DATA EXTRACT:
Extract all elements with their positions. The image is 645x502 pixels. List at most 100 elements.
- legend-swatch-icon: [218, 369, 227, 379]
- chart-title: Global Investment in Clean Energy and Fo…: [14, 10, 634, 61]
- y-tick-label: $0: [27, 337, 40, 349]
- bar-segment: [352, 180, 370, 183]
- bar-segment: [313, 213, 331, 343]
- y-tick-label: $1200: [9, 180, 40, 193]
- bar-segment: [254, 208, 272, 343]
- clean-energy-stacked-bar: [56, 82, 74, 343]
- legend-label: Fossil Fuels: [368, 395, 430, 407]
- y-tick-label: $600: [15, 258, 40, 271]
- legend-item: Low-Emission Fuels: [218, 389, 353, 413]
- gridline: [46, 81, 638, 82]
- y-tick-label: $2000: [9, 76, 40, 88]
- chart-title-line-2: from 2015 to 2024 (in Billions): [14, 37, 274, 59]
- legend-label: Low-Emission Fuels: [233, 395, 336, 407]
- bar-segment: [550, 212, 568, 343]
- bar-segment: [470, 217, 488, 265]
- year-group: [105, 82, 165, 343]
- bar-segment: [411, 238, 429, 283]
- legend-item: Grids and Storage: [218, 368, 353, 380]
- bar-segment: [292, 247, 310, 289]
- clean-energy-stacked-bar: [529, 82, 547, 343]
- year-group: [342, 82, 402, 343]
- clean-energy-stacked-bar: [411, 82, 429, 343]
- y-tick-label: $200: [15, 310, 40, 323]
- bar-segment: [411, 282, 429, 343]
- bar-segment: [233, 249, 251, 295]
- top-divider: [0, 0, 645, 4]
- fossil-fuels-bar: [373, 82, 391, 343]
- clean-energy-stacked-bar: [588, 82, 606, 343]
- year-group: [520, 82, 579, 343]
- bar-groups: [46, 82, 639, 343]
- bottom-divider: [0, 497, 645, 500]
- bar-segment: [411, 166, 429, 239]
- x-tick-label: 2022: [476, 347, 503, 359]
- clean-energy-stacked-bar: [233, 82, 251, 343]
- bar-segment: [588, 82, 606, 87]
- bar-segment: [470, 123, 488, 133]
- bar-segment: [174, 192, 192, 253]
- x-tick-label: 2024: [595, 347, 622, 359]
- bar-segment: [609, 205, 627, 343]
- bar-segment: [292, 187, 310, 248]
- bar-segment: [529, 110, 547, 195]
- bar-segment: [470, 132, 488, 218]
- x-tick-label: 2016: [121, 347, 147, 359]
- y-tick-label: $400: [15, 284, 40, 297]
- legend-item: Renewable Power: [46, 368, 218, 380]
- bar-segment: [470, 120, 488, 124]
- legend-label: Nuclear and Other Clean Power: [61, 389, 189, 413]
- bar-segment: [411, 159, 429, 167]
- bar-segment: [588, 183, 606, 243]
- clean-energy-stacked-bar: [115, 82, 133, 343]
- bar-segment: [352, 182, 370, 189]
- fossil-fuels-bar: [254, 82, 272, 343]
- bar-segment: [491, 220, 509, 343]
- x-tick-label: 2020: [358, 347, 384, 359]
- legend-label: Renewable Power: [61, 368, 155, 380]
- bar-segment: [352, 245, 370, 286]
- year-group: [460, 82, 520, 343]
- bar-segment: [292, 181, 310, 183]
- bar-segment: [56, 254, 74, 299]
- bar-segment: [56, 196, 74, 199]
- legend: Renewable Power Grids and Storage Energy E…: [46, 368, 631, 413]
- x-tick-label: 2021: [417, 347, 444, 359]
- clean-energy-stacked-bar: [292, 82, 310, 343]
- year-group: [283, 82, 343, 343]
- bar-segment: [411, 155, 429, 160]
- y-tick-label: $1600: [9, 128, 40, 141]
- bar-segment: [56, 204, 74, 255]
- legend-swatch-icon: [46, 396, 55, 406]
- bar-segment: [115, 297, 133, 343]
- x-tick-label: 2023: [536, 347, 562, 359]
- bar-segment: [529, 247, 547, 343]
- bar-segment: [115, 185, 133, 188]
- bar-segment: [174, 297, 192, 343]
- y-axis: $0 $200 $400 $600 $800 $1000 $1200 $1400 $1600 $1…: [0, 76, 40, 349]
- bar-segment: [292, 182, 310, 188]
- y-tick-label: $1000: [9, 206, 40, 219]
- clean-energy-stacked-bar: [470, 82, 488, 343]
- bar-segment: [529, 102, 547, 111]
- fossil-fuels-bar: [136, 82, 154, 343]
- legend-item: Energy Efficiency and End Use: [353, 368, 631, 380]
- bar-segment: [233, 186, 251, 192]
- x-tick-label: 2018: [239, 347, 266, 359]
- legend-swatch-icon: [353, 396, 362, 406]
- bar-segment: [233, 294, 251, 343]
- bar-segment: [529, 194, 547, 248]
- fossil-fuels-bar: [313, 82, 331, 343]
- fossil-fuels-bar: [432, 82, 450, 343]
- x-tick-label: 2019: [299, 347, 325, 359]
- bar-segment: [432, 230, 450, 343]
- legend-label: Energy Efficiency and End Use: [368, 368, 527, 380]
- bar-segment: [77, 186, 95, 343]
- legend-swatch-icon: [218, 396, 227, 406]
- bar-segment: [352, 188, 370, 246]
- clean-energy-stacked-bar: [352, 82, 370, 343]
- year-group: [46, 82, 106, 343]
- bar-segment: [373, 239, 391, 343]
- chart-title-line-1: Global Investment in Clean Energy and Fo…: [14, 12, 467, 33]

WORK TO COMPLETE: Reproduce every line of the records above word for word, keeping each character unchanged.

EXERCISE OUTPUT:
Extract all elements with their positions. The image is 645x502 pixels. List at most 100 elements.
- legend-swatch-icon: [218, 369, 227, 379]
- chart-title: Global Investment in Clean Energy and Fo…: [14, 10, 634, 61]
- y-tick-label: $0: [27, 337, 40, 349]
- bar-segment: [352, 180, 370, 183]
- bar-segment: [313, 213, 331, 343]
- y-tick-label: $1200: [9, 180, 40, 193]
- bar-segment: [254, 208, 272, 343]
- clean-energy-stacked-bar: [56, 82, 74, 343]
- legend-label: Fossil Fuels: [368, 395, 430, 407]
- y-tick-label: $600: [15, 258, 40, 271]
- legend-item: Low-Emission Fuels: [218, 389, 353, 413]
- gridline: [46, 81, 638, 82]
- y-tick-label: $2000: [9, 76, 40, 88]
- chart-title-line-2: from 2015 to 2024 (in Billions): [14, 37, 274, 59]
- legend-label: Low-Emission Fuels: [233, 395, 336, 407]
- bar-segment: [550, 212, 568, 343]
- bar-segment: [470, 217, 488, 265]
- year-group: [105, 82, 165, 343]
- bar-segment: [411, 238, 429, 283]
- legend-item: Grids and Storage: [218, 368, 353, 380]
- bar-segment: [292, 247, 310, 289]
- clean-energy-stacked-bar: [529, 82, 547, 343]
- year-group: [342, 82, 402, 343]
- clean-energy-stacked-bar: [411, 82, 429, 343]
- y-tick-label: $200: [15, 310, 40, 323]
- bar-segment: [411, 282, 429, 343]
- bar-segment: [233, 249, 251, 295]
- top-divider: [0, 0, 645, 4]
- fossil-fuels-bar: [373, 82, 391, 343]
- clean-energy-stacked-bar: [588, 82, 606, 343]
- year-group: [520, 82, 579, 343]
- bar-groups: [46, 82, 639, 343]
- bottom-divider: [0, 497, 645, 500]
- bar-segment: [411, 166, 429, 239]
- x-tick-label: 2022: [476, 347, 503, 359]
- clean-energy-stacked-bar: [233, 82, 251, 343]
- bar-segment: [588, 82, 606, 87]
- bar-segment: [470, 123, 488, 133]
- bar-segment: [174, 192, 192, 253]
- x-tick-label: 2024: [595, 347, 622, 359]
- bar-segment: [609, 205, 627, 343]
- bar-segment: [292, 187, 310, 248]
- bar-segment: [529, 110, 547, 195]
- bar-segment: [470, 132, 488, 218]
- x-tick-label: 2016: [121, 347, 147, 359]
- y-tick-label: $400: [15, 284, 40, 297]
- legend-item: Renewable Power: [46, 368, 218, 380]
- bar-segment: [470, 120, 488, 124]
- legend-label: Nuclear and Other Clean Power: [61, 389, 189, 413]
- bar-segment: [411, 159, 429, 167]
- bar-segment: [588, 183, 606, 243]
- clean-energy-stacked-bar: [115, 82, 133, 343]
- bar-segment: [352, 182, 370, 189]
- fossil-fuels-bar: [254, 82, 272, 343]
- bar-segment: [491, 220, 509, 343]
- x-tick-label: 2020: [358, 347, 384, 359]
- legend-label: Renewable Power: [61, 368, 155, 380]
- bar-segment: [352, 245, 370, 286]
- year-group: [460, 82, 520, 343]
- bar-segment: [292, 181, 310, 183]
- bar-segment: [56, 254, 74, 299]
- bar-segment: [56, 196, 74, 199]
- legend: Renewable Power Grids and Storage Energy E…: [46, 368, 631, 413]
- x-tick-label: 2021: [417, 347, 444, 359]
- clean-energy-stacked-bar: [292, 82, 310, 343]
- year-group: [283, 82, 343, 343]
- bar-segment: [411, 155, 429, 160]
- y-tick-label: $1600: [9, 128, 40, 141]
- bar-segment: [56, 204, 74, 255]
- legend-swatch-icon: [46, 396, 55, 406]
- bar-segment: [115, 297, 133, 343]
- x-tick-label: 2023: [536, 347, 562, 359]
- bar-segment: [529, 247, 547, 343]
- bar-segment: [115, 185, 133, 188]
- bar-segment: [174, 297, 192, 343]
- y-axis: $0 $200 $400 $600 $800 $1000 $1200 $1400 $1600 $1…: [0, 76, 40, 349]
- bar-segment: [292, 182, 310, 188]
- y-tick-label: $1000: [9, 206, 40, 219]
- clean-energy-stacked-bar: [470, 82, 488, 343]
- bar-segment: [529, 102, 547, 111]
- fossil-fuels-bar: [136, 82, 154, 343]
- legend-item: Energy Efficiency and End Use: [353, 368, 631, 380]
- bar-segment: [233, 186, 251, 192]
- x-tick-label: 2018: [239, 347, 266, 359]
- legend-swatch-icon: [353, 396, 362, 406]
- bar-segment: [233, 294, 251, 343]
- bar-segment: [529, 194, 547, 248]
- fossil-fuels-bar: [313, 82, 331, 343]
- fossil-fuels-bar: [432, 82, 450, 343]
- x-tick-label: 2019: [299, 347, 325, 359]
- bar-segment: [432, 230, 450, 343]
- legend-label: Energy Efficiency and End Use: [368, 368, 527, 380]
- bar-segment: [77, 186, 95, 343]
- legend-swatch-icon: [218, 396, 227, 406]
- bar-segment: [352, 188, 370, 246]
- clean-energy-stacked-bar: [352, 82, 370, 343]
- year-group: [46, 82, 106, 343]
- bar-segment: [373, 239, 391, 343]
- chart-title-line-1: Global Investment in Clean Energy and Fo…: [14, 12, 467, 33]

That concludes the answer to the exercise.